───── TRECHO DE ORIGEM

“É necessário um novo discurso político de defesa do sistema público de saúde”. A recomendação é do sociólogo Roberto Dutra Torres Junior, diretor de Estudos e Políticas do Estado, das Instituições e da Democracia do Instituto de Política Econômica Aplicada (Ipea). Dia 12 de novembro, Torres esteve na Fiocruz durante reunião técnica do projeto Brasil Saúde Amanhã, em que as duas instituições assinaram um Protocolo de Intenções para a cooperação técnica em estudos prospectivos. Nesta entrevista, ele comenta os propósitos da colaboração institucional e discute os desafios para sustentação do Sistema Único de Saúde (SUS) no horizonte dos próximos 20 anos.
Quais os objetivos da cooperação técnica entre Fiocruz e Ipea para o biênio 2016-2017?
Estudos de prospecção do futuro são de suma importância para o país, porque colocam na ordem do dia o pensamento de longo prazo – uma lacuna histórica do Brasil no que diz respeito ao planejamento de políticas públicas. A iniciativa Brasil Saúde Amanhã traz uma colaboração ímpar neste sentido, ao dar os primeiros passos, no presente, para uma abordagem estratégica do futuro. Isso é fundamental, pois não há perspectiva de longo prazo que tenha valor real se não desencadear ações no presente. Então, os caminhos apontados pela rede Brasil Saúde Amanhã sugerem ações e políticas a serem implementadas no presente, de forma a impactar positivamente o futuro do país e do setor Saúde. E isso é inovador no Brasil.

──────────
───── LINHAS EXTRAÍDAS

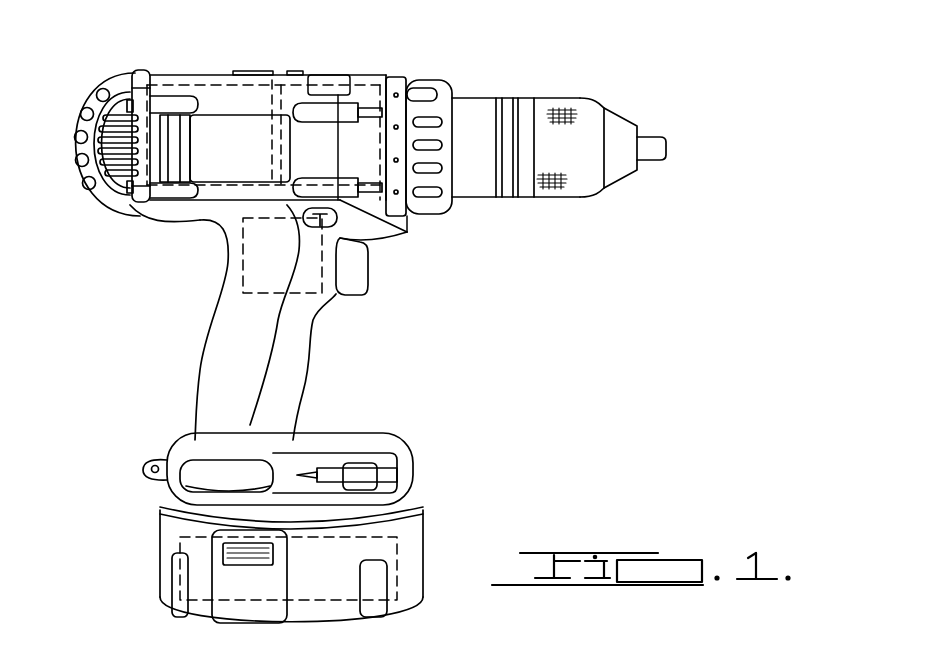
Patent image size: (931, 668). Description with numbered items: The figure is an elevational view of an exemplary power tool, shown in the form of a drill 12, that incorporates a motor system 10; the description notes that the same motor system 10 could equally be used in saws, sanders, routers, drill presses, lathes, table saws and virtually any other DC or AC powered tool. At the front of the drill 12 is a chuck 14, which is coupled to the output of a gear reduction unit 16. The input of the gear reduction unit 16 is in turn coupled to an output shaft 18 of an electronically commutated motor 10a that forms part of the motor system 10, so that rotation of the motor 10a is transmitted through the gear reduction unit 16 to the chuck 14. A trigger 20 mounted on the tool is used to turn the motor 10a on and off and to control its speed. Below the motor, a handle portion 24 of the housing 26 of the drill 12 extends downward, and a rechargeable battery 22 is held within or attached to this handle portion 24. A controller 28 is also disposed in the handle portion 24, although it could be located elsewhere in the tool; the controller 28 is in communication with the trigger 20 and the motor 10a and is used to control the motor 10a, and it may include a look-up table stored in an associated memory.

The motor system 10 is at (200, 205).
The electronically commutated motor 10a is at (204, 87).
The drill 12 is at (484, 251).
The chuck 14 is at (567, 195).
The gear reduction unit 16 is at (378, 188).
The output shaft 18 is at (278, 80).
The trigger 20 is at (365, 284).
The rechargeable battery 22 is at (413, 598).
The handle portion 24 is at (208, 385).
The housing 26 is at (312, 378).
The controller 28 is at (245, 296).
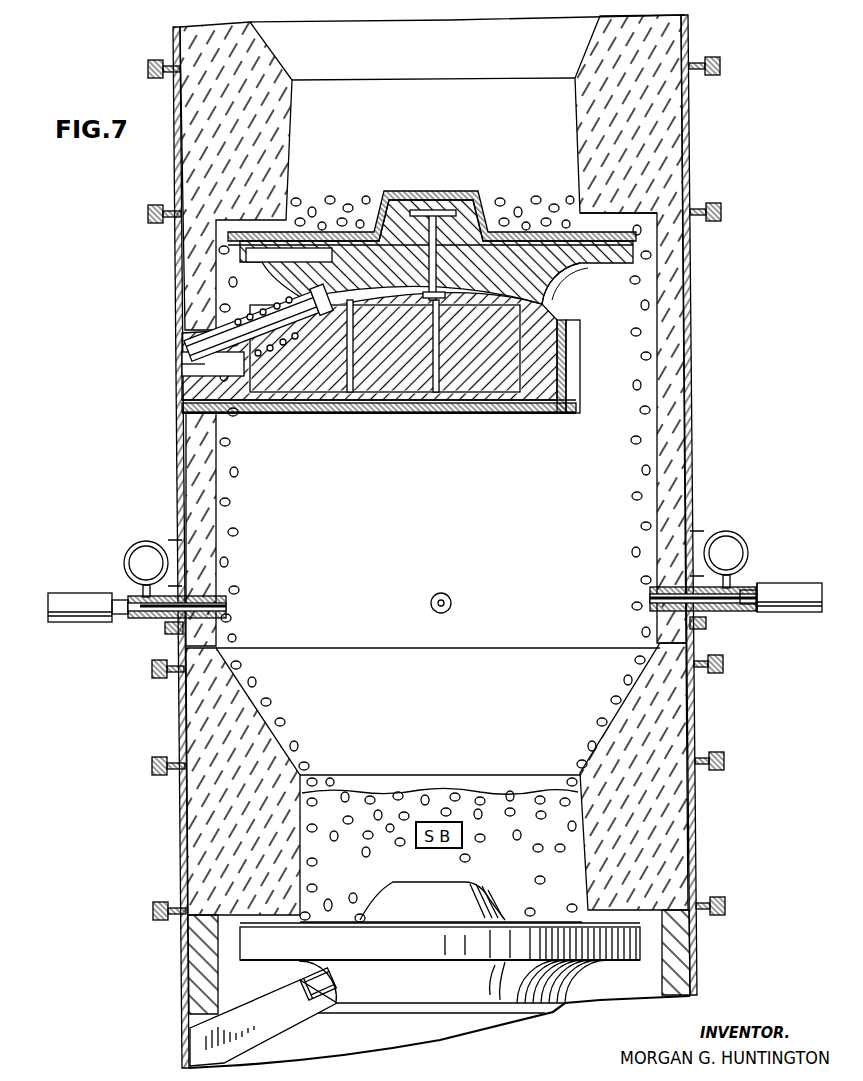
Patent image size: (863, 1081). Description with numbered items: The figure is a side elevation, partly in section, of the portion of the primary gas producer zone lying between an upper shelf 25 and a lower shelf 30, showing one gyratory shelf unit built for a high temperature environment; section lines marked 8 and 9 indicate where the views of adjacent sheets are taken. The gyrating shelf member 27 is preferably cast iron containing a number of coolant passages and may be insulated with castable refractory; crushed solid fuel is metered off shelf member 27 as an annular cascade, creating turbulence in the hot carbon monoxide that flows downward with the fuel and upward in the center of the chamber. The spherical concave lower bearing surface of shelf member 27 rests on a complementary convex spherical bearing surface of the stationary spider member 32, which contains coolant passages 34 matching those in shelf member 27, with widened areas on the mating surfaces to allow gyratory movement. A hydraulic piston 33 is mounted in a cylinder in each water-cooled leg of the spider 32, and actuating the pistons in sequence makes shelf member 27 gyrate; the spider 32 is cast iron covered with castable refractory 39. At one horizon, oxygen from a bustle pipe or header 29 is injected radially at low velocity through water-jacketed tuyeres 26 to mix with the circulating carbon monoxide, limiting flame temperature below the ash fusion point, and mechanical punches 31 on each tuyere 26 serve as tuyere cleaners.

The shelf 25 is at (447, 190).
The injection tuyeres 26 is at (228, 606).
The gyrating shelf member 27 is at (660, 213).
The bustle pipe or header 29 is at (730, 534).
The shelf 30 is at (460, 882).
The mechanical punches 31 is at (746, 590).
The stationary spider member 32 is at (262, 412).
The hydraulic piston 33 is at (298, 280).
The coolant passages 34 is at (515, 302).
The castable refractory 39 is at (567, 414).
The section line 8 is at (136, 236).
The section line 9 is at (118, 395).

──────────

-- TAREFAS PROPOSTAS --
[1] Na entrevista sobre a cooperação entre Fiocruz e Ipea, qual é o cargo de Roberto Dutra Torres Junior no Ipea?
[2] Dê sequência à entrevista sobre a cooperação entre Fiocruz e Ipea, escrevendo o que vem logo após a última frase do trecho de origem.

-- RESPOSTAS DAS TAREFAS --
[1] Diretor de Estudos e Políticas do Estado, das Instituições e da Democracia.

[2]
O projeto Brasil Saúde Amanhã é fundamental para o setor Saúde e traz contribuições decisivas para o país ao analisar as diferentes dimensões políticas e sociais que influenciam e são igualmente influenciadas pelas políticas de saúde. É preciso conectar todas as questões que hoje impactam a Saúde – como o financiamento setorial, a organização do sistema de saúde, a formação de recursos humanos para o SUS, as estratégias políticas de legitimação do sistema de saúde pública, dentre outras – a uma perspectiva de longo prazo. Esta, sem dúvida, é nossa principal contribuição. A parceria entre Fiocruz e Ipea, que celebramos com este Protocolo de Intenções, institucionaliza nossos esforços em compor um planejamento estratégico de longo prazo para o Brasil e o setor Saúde. As duas instituições não têm, como finalidade primeira, a missão de realizar ou fiscalizar políticas públicas. Mas temos o compromisso de orientar os caminhos de médio e longo prazo mais adequados para o país, em direção ao desenvolvimento social e ao fortalecimento da democracia e das instituições públicas.
Em longo prazo, quais os impactos do atual contexto macroeconômico global para a Saúde?
Esta é uma questão complexa. Como demonstram pesquisadores do Ipea e da Fiocruz em seus estudos, a Saúde não é apenas impactada pela macroeconomia, mas também influencia diretamente os rumos econômicos de um país. À primeira vista, pode parecer uma equação simples: se o cenário macroeconômico está ruim e tende a permanecer assim, a Saúde será negativamente impactada. Mas para uma análise completa é preciso, também, inverter o fator causal: em que medida uma política de contingenciamento orçamentário, como a que tem sido aplicada ao setor Saúde, ajuda a agravar a crise econômica e a capacidade financeira do Estado?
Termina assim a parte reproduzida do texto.